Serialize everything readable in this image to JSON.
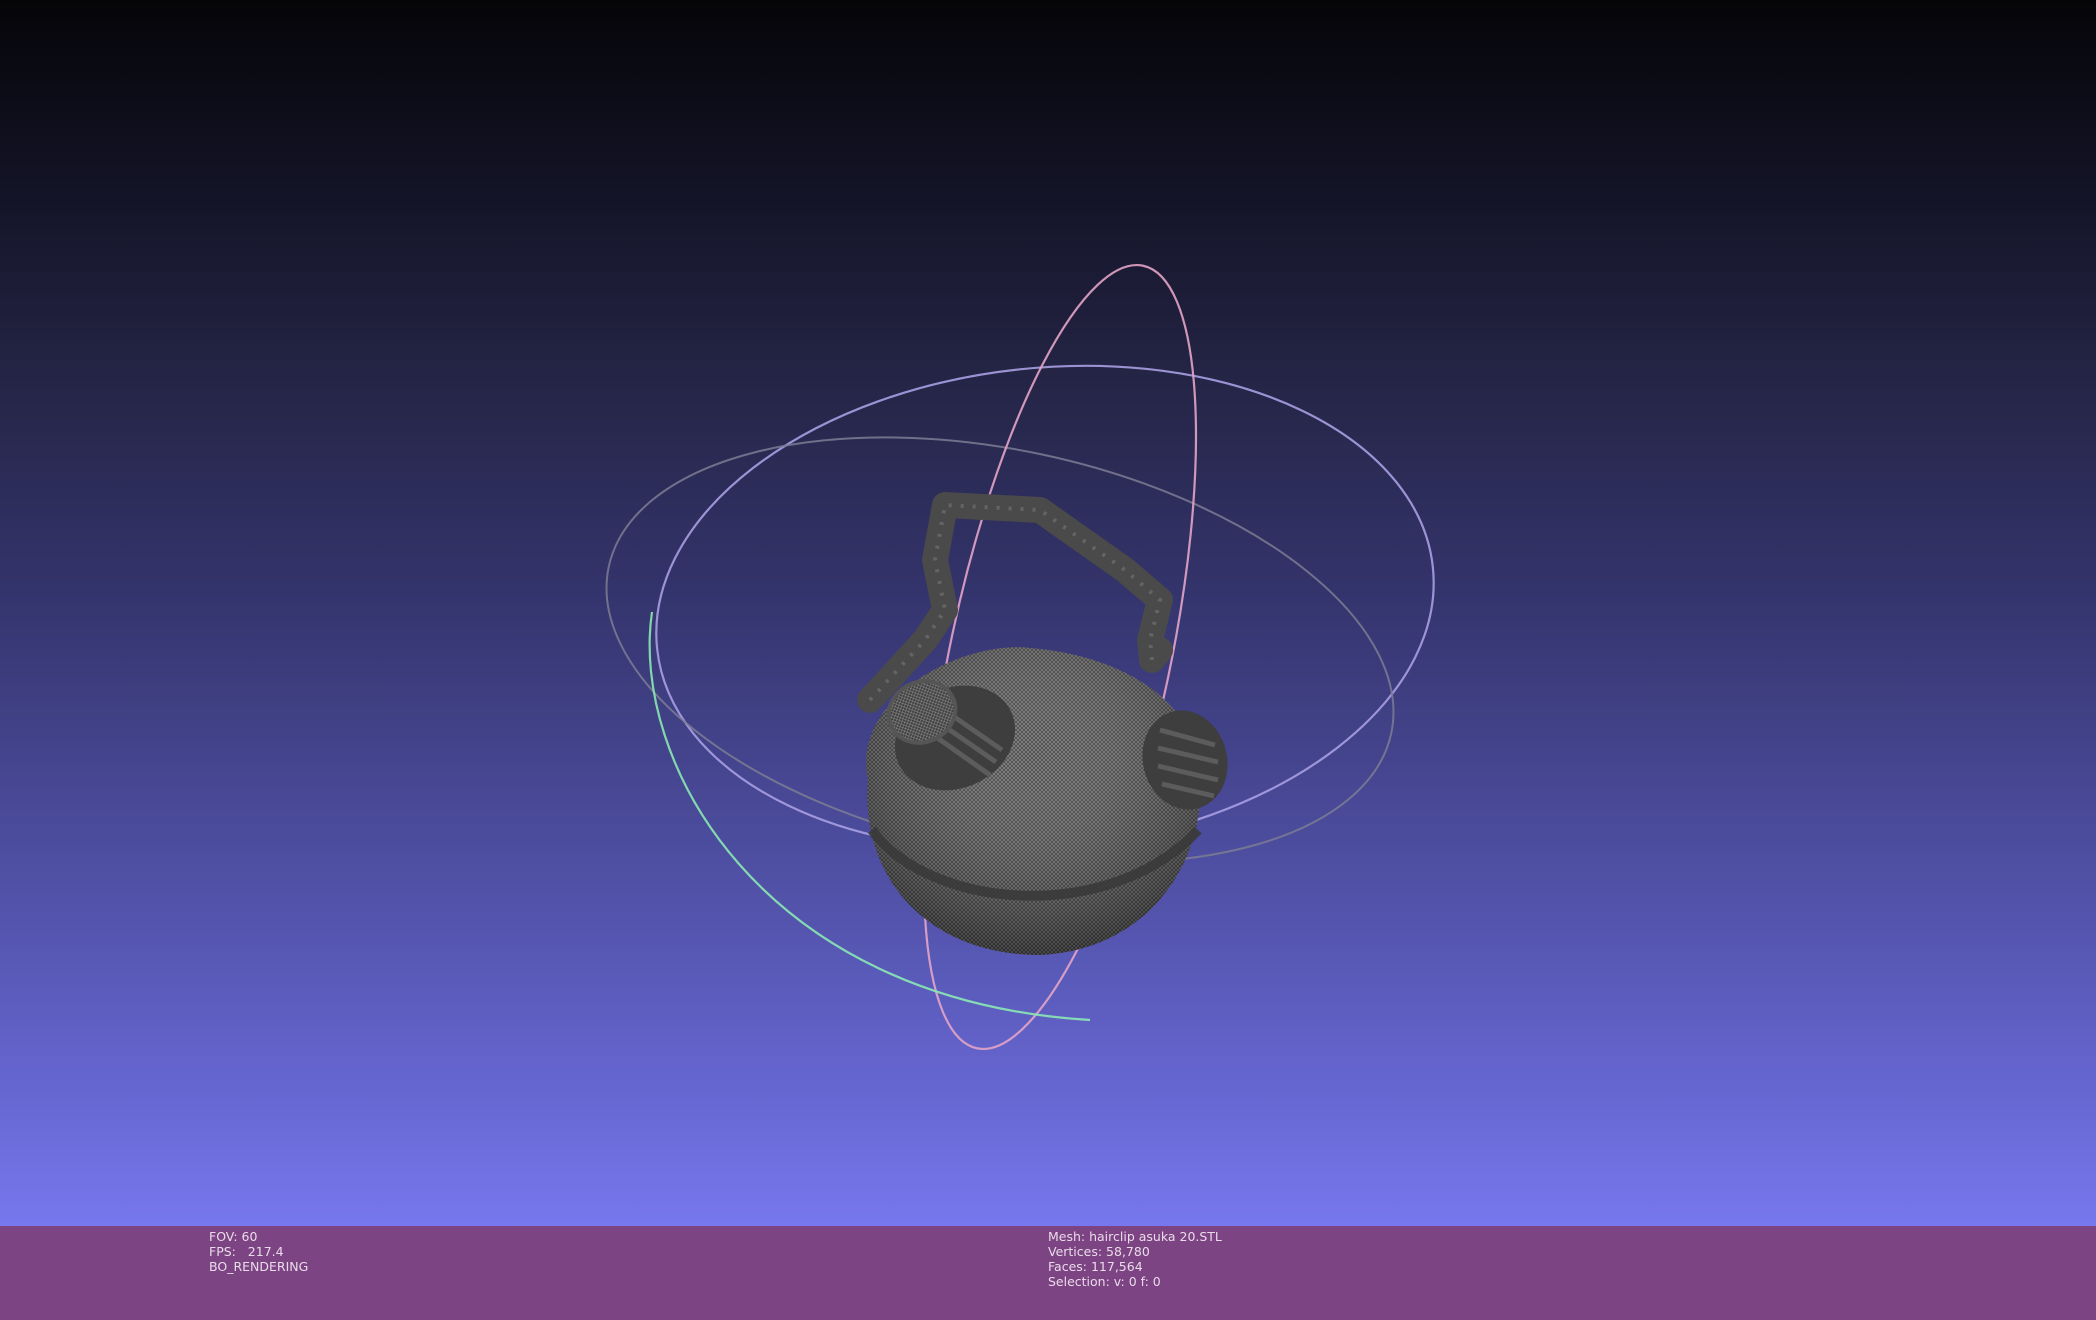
{
  "colors": {
    "info_bar_bg": "#7d4483",
    "mesh_color": "#4a4a4a",
    "trackball_x": "#a898e8",
    "trackball_y": "#e3a4c7",
    "trackball_z": "#8be8b4"
  },
  "render_info": {
    "fov": "FOV: 60",
    "fps": "FPS:   217.4",
    "mode": "BO_RENDERING"
  },
  "mesh_info": {
    "mesh": "Mesh: hairclip asuka 20.STL",
    "vertices": "Vertices: 58,780",
    "faces": "Faces: 117,564",
    "selection": "Selection: v: 0 f: 0"
  },
  "icons": {
    "trackball": "trackball-gizmo-icon",
    "mesh": "wireframe-mesh-icon"
  }
}
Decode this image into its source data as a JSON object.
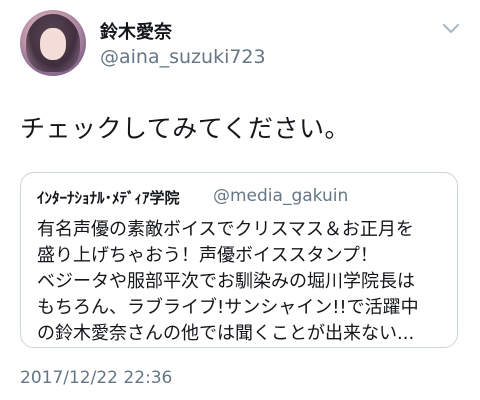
{
  "author": {
    "display_name": "鈴木愛奈",
    "handle": "@aina_suzuki723"
  },
  "tweet": {
    "text": "チェックしてみてください。",
    "timestamp": "2017/12/22 22:36"
  },
  "quoted_tweet": {
    "author_name": "ｲﾝﾀｰﾅｼｮﾅﾙ･ﾒﾃﾞｨｱ学院",
    "author_handle": "@media_gakuin",
    "lines": [
      "有名声優の素敵ボイスでクリスマス＆お正月を",
      "盛り上げちゃおう！声優ボイススタンプ！",
      "ベジータや服部平次でお馴染みの堀川学院長は",
      "もちろん、ラブライブ!サンシャイン!!で活躍中",
      "の鈴木愛奈さんの他では聞くことが出来ない..."
    ]
  },
  "icons": {
    "menu": "chevron-down-icon",
    "avatar": "profile-photo"
  },
  "colors": {
    "text_primary": "#14171a",
    "text_secondary": "#657786",
    "border": "#ccd6dd"
  }
}
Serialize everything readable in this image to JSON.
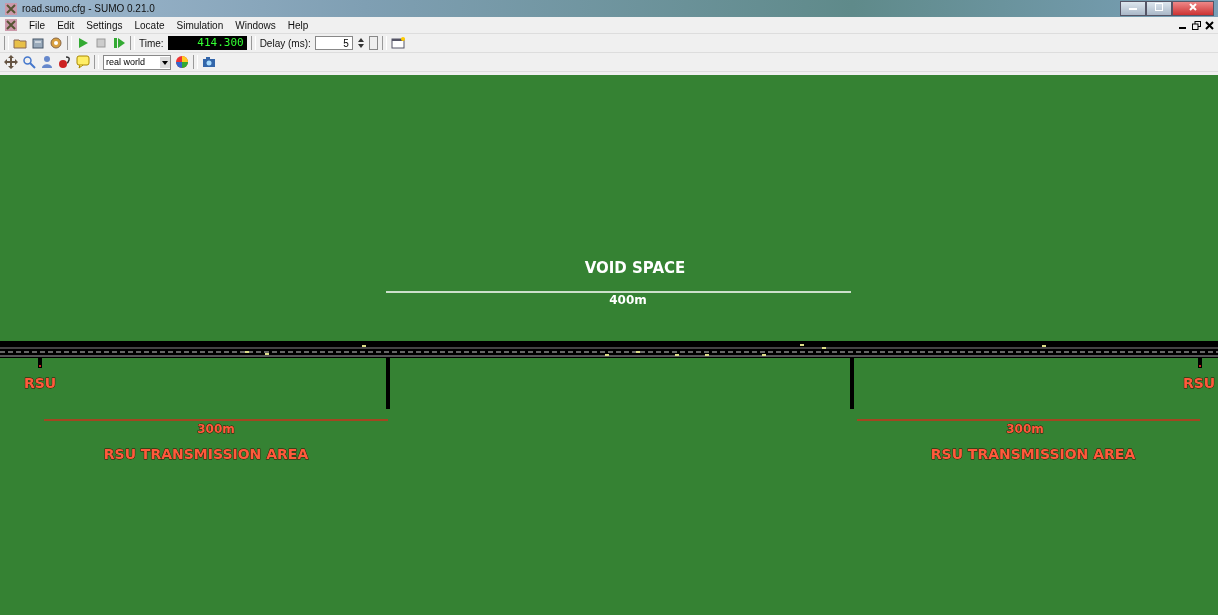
{
  "window": {
    "title": "road.sumo.cfg - SUMO 0.21.0"
  },
  "menu": [
    "File",
    "Edit",
    "Settings",
    "Locate",
    "Simulation",
    "Windows",
    "Help"
  ],
  "toolbar": {
    "time_label": "Time:",
    "time": "414.300",
    "delay_label": "Delay (ms):",
    "delay": "5"
  },
  "view_toolbar": {
    "scheme": "real world"
  },
  "canvas": {
    "labels": [
      {
        "kind": "title",
        "text": "VOID SPACE"
      },
      {
        "kind": "distance",
        "text": "400m"
      },
      {
        "kind": "rsu-left",
        "text": "RSU"
      },
      {
        "kind": "rsu-right",
        "text": "RSU"
      },
      {
        "kind": "range-left",
        "text": "300m"
      },
      {
        "kind": "area-left",
        "text": "RSU TRANSMISSION AREA"
      },
      {
        "kind": "range-right",
        "text": "300m"
      },
      {
        "kind": "area-right",
        "text": "RSU TRANSMISSION AREA"
      }
    ]
  }
}
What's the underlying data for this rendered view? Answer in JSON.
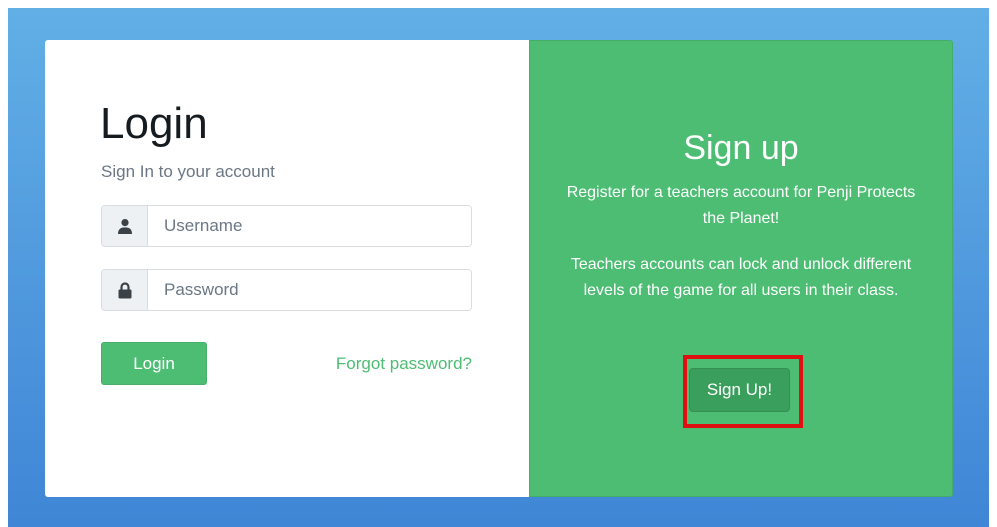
{
  "login": {
    "title": "Login",
    "subtitle": "Sign In to your account",
    "username_placeholder": "Username",
    "password_placeholder": "Password",
    "username_icon": "user-icon",
    "password_icon": "lock-icon",
    "login_button_label": "Login",
    "forgot_password_label": "Forgot password?"
  },
  "signup": {
    "title": "Sign up",
    "paragraph_1": "Register for a teachers account for Penji Protects the Planet!",
    "paragraph_2": "Teachers accounts can lock and unlock different levels of the game for all users in their class.",
    "button_label": "Sign Up!"
  },
  "colors": {
    "background_gradient_top": "#62afe6",
    "background_gradient_bottom": "#3f86d6",
    "accent_green": "#4dbd74",
    "signup_button": "#3a9f5c",
    "highlight_red": "#e00f12"
  }
}
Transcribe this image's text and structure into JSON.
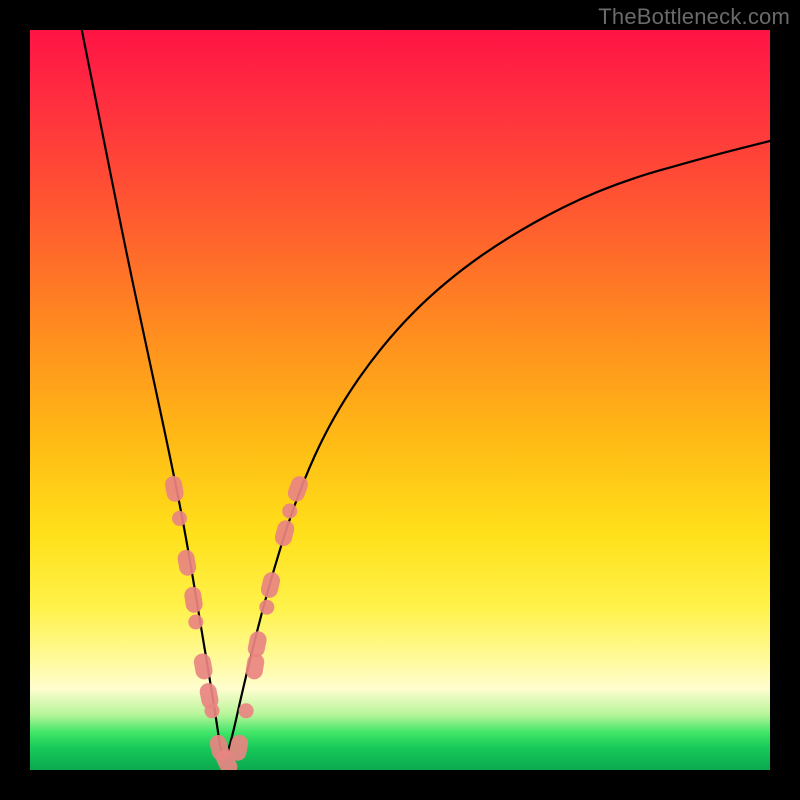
{
  "watermark": "TheBottleneck.com",
  "colors": {
    "marker": "#e98482",
    "curve": "#000000",
    "frame": "#000000"
  },
  "chart_data": {
    "type": "line",
    "title": "",
    "xlabel": "",
    "ylabel": "",
    "xlim": [
      0,
      100
    ],
    "ylim": [
      0,
      100
    ],
    "series": [
      {
        "name": "bottleneck-curve",
        "note": "V-shaped curve; y represents bottleneck magnitude, minimum near x≈26",
        "x": [
          7,
          10,
          13,
          16,
          19,
          21,
          23,
          25,
          26,
          27,
          29,
          32,
          36,
          41,
          48,
          56,
          66,
          78,
          92,
          100
        ],
        "y": [
          100,
          85,
          70,
          56,
          42,
          32,
          20,
          8,
          1,
          3,
          12,
          24,
          37,
          48,
          58,
          66,
          73,
          79,
          83,
          85
        ]
      }
    ],
    "marker_clusters": [
      {
        "name": "left-branch-markers",
        "note": "Salmon capsule/round markers along lower-left branch",
        "points": [
          {
            "x": 19.5,
            "y": 38
          },
          {
            "x": 20.2,
            "y": 34
          },
          {
            "x": 21.2,
            "y": 28
          },
          {
            "x": 22.1,
            "y": 23
          },
          {
            "x": 22.4,
            "y": 20
          },
          {
            "x": 23.4,
            "y": 14
          },
          {
            "x": 24.2,
            "y": 10
          },
          {
            "x": 24.6,
            "y": 8
          },
          {
            "x": 25.6,
            "y": 3
          },
          {
            "x": 26.6,
            "y": 1
          }
        ]
      },
      {
        "name": "right-branch-markers",
        "note": "Salmon markers along lower-right branch",
        "points": [
          {
            "x": 28.2,
            "y": 3
          },
          {
            "x": 29.2,
            "y": 8
          },
          {
            "x": 30.4,
            "y": 14
          },
          {
            "x": 30.7,
            "y": 17
          },
          {
            "x": 32.0,
            "y": 22
          },
          {
            "x": 32.5,
            "y": 25
          },
          {
            "x": 34.4,
            "y": 32
          },
          {
            "x": 35.1,
            "y": 35
          },
          {
            "x": 36.2,
            "y": 38
          }
        ]
      }
    ]
  }
}
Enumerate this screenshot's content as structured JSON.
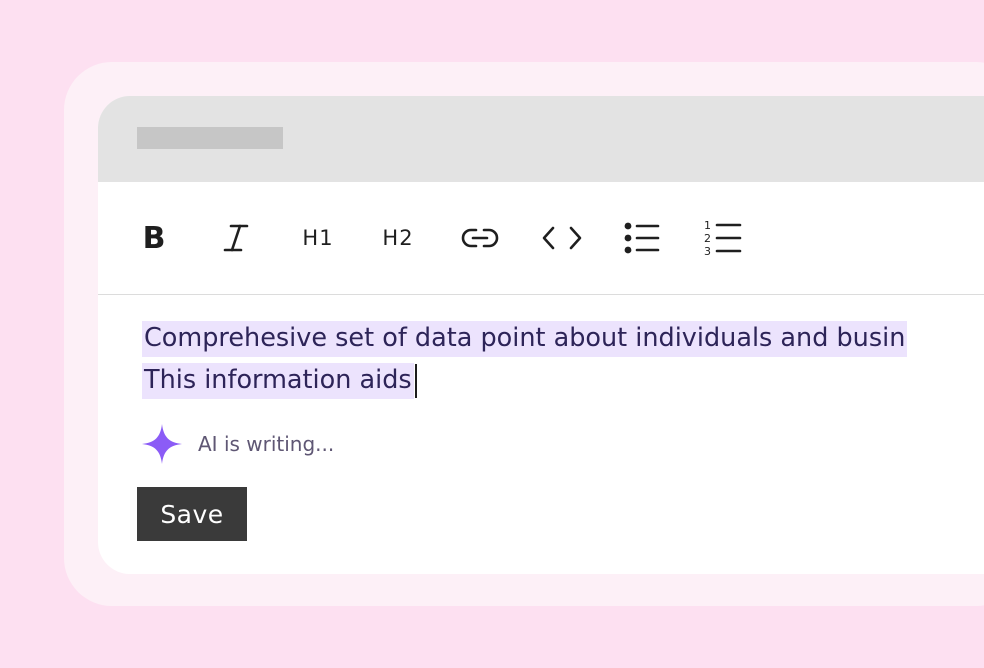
{
  "toolbar": {
    "bold_label": "B",
    "h1_label": "H1",
    "h2_label": "H2",
    "tools": [
      "bold-icon",
      "italic-icon",
      "heading-1",
      "heading-2",
      "link-icon",
      "code-icon",
      "bullet-list-icon",
      "numbered-list-icon"
    ]
  },
  "editor": {
    "line1": "Comprehesive set of data point about individuals and busin",
    "line2": "This information aids",
    "highlight_color": "#ece3fd",
    "text_color": "#2d2458"
  },
  "ai": {
    "status_text": "AI is writing...",
    "icon": "sparkle-icon",
    "accent_color": "#8b5cf6"
  },
  "actions": {
    "save_label": "Save"
  },
  "colors": {
    "page_background": "#fde0f1",
    "frame_background": "#fdf0f7",
    "title_bar": "#e3e3e3",
    "save_button": "#3a3a3a"
  }
}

» **Directions for this task**: Pictures in the data above should not be copied; transcribe everything else exactly.

» **Response below**:
Serialize everything readable in this image to JSON.
{
  "colors": {
    "info_bar_bg": "#7d4483",
    "mesh_color": "#4a4a4a",
    "trackball_x": "#a898e8",
    "trackball_y": "#e3a4c7",
    "trackball_z": "#8be8b4"
  },
  "render_info": {
    "fov": "FOV: 60",
    "fps": "FPS:   217.4",
    "mode": "BO_RENDERING"
  },
  "mesh_info": {
    "mesh": "Mesh: hairclip asuka 20.STL",
    "vertices": "Vertices: 58,780",
    "faces": "Faces: 117,564",
    "selection": "Selection: v: 0 f: 0"
  },
  "icons": {
    "trackball": "trackball-gizmo-icon",
    "mesh": "wireframe-mesh-icon"
  }
}
Decode this image into its source data as a JSON object.
{
  "author": {
    "display_name": "鈴木愛奈",
    "handle": "@aina_suzuki723"
  },
  "tweet": {
    "text": "チェックしてみてください。",
    "timestamp": "2017/12/22 22:36"
  },
  "quoted_tweet": {
    "author_name": "ｲﾝﾀｰﾅｼｮﾅﾙ･ﾒﾃﾞｨｱ学院",
    "author_handle": "@media_gakuin",
    "lines": [
      "有名声優の素敵ボイスでクリスマス＆お正月を",
      "盛り上げちゃおう！声優ボイススタンプ！",
      "ベジータや服部平次でお馴染みの堀川学院長は",
      "もちろん、ラブライブ!サンシャイン!!で活躍中",
      "の鈴木愛奈さんの他では聞くことが出来ない..."
    ]
  },
  "icons": {
    "menu": "chevron-down-icon",
    "avatar": "profile-photo"
  },
  "colors": {
    "text_primary": "#14171a",
    "text_secondary": "#657786",
    "border": "#ccd6dd"
  }
}
Serialize everything readable in this image to JSON.
{
  "window": {
    "title": "road.sumo.cfg - SUMO 0.21.0"
  },
  "menu": [
    "File",
    "Edit",
    "Settings",
    "Locate",
    "Simulation",
    "Windows",
    "Help"
  ],
  "toolbar": {
    "time_label": "Time:",
    "time": "414.300",
    "delay_label": "Delay (ms):",
    "delay": "5"
  },
  "view_toolbar": {
    "scheme": "real world"
  },
  "canvas": {
    "labels": [
      {
        "kind": "title",
        "text": "VOID SPACE"
      },
      {
        "kind": "distance",
        "text": "400m"
      },
      {
        "kind": "rsu-left",
        "text": "RSU"
      },
      {
        "kind": "rsu-right",
        "text": "RSU"
      },
      {
        "kind": "range-left",
        "text": "300m"
      },
      {
        "kind": "area-left",
        "text": "RSU TRANSMISSION AREA"
      },
      {
        "kind": "range-right",
        "text": "300m"
      },
      {
        "kind": "area-right",
        "text": "RSU TRANSMISSION AREA"
      }
    ]
  }
}
What's the underlying data for this rendered view? Answer in JSON.
{
  "login": {
    "title": "Login",
    "subtitle": "Sign In to your account",
    "username_placeholder": "Username",
    "password_placeholder": "Password",
    "username_icon": "user-icon",
    "password_icon": "lock-icon",
    "login_button_label": "Login",
    "forgot_password_label": "Forgot password?"
  },
  "signup": {
    "title": "Sign up",
    "paragraph_1": "Register for a teachers account for Penji Protects the Planet!",
    "paragraph_2": "Teachers accounts can lock and unlock different levels of the game for all users in their class.",
    "button_label": "Sign Up!"
  },
  "colors": {
    "background_gradient_top": "#62afe6",
    "background_gradient_bottom": "#3f86d6",
    "accent_green": "#4dbd74",
    "signup_button": "#3a9f5c",
    "highlight_red": "#e00f12"
  }
}
Transcribe this image's text and structure into JSON.
{
  "watermark": "TheBottleneck.com",
  "colors": {
    "marker": "#e98482",
    "curve": "#000000",
    "frame": "#000000"
  },
  "chart_data": {
    "type": "line",
    "title": "",
    "xlabel": "",
    "ylabel": "",
    "xlim": [
      0,
      100
    ],
    "ylim": [
      0,
      100
    ],
    "series": [
      {
        "name": "bottleneck-curve",
        "note": "V-shaped curve; y represents bottleneck magnitude, minimum near x≈26",
        "x": [
          7,
          10,
          13,
          16,
          19,
          21,
          23,
          25,
          26,
          27,
          29,
          32,
          36,
          41,
          48,
          56,
          66,
          78,
          92,
          100
        ],
        "y": [
          100,
          85,
          70,
          56,
          42,
          32,
          20,
          8,
          1,
          3,
          12,
          24,
          37,
          48,
          58,
          66,
          73,
          79,
          83,
          85
        ]
      }
    ],
    "marker_clusters": [
      {
        "name": "left-branch-markers",
        "note": "Salmon capsule/round markers along lower-left branch",
        "points": [
          {
            "x": 19.5,
            "y": 38
          },
          {
            "x": 20.2,
            "y": 34
          },
          {
            "x": 21.2,
            "y": 28
          },
          {
            "x": 22.1,
            "y": 23
          },
          {
            "x": 22.4,
            "y": 20
          },
          {
            "x": 23.4,
            "y": 14
          },
          {
            "x": 24.2,
            "y": 10
          },
          {
            "x": 24.6,
            "y": 8
          },
          {
            "x": 25.6,
            "y": 3
          },
          {
            "x": 26.6,
            "y": 1
          }
        ]
      },
      {
        "name": "right-branch-markers",
        "note": "Salmon markers along lower-right branch",
        "points": [
          {
            "x": 28.2,
            "y": 3
          },
          {
            "x": 29.2,
            "y": 8
          },
          {
            "x": 30.4,
            "y": 14
          },
          {
            "x": 30.7,
            "y": 17
          },
          {
            "x": 32.0,
            "y": 22
          },
          {
            "x": 32.5,
            "y": 25
          },
          {
            "x": 34.4,
            "y": 32
          },
          {
            "x": 35.1,
            "y": 35
          },
          {
            "x": 36.2,
            "y": 38
          }
        ]
      }
    ]
  }
}
Enumerate this screenshot's content as structured JSON.
{
  "toolbar": {
    "bold_label": "B",
    "h1_label": "H1",
    "h2_label": "H2",
    "tools": [
      "bold-icon",
      "italic-icon",
      "heading-1",
      "heading-2",
      "link-icon",
      "code-icon",
      "bullet-list-icon",
      "numbered-list-icon"
    ]
  },
  "editor": {
    "line1": "Comprehesive set of data point about individuals and busin",
    "line2": "This information aids",
    "highlight_color": "#ece3fd",
    "text_color": "#2d2458"
  },
  "ai": {
    "status_text": "AI is writing...",
    "icon": "sparkle-icon",
    "accent_color": "#8b5cf6"
  },
  "actions": {
    "save_label": "Save"
  },
  "colors": {
    "page_background": "#fde0f1",
    "frame_background": "#fdf0f7",
    "title_bar": "#e3e3e3",
    "save_button": "#3a3a3a"
  }
}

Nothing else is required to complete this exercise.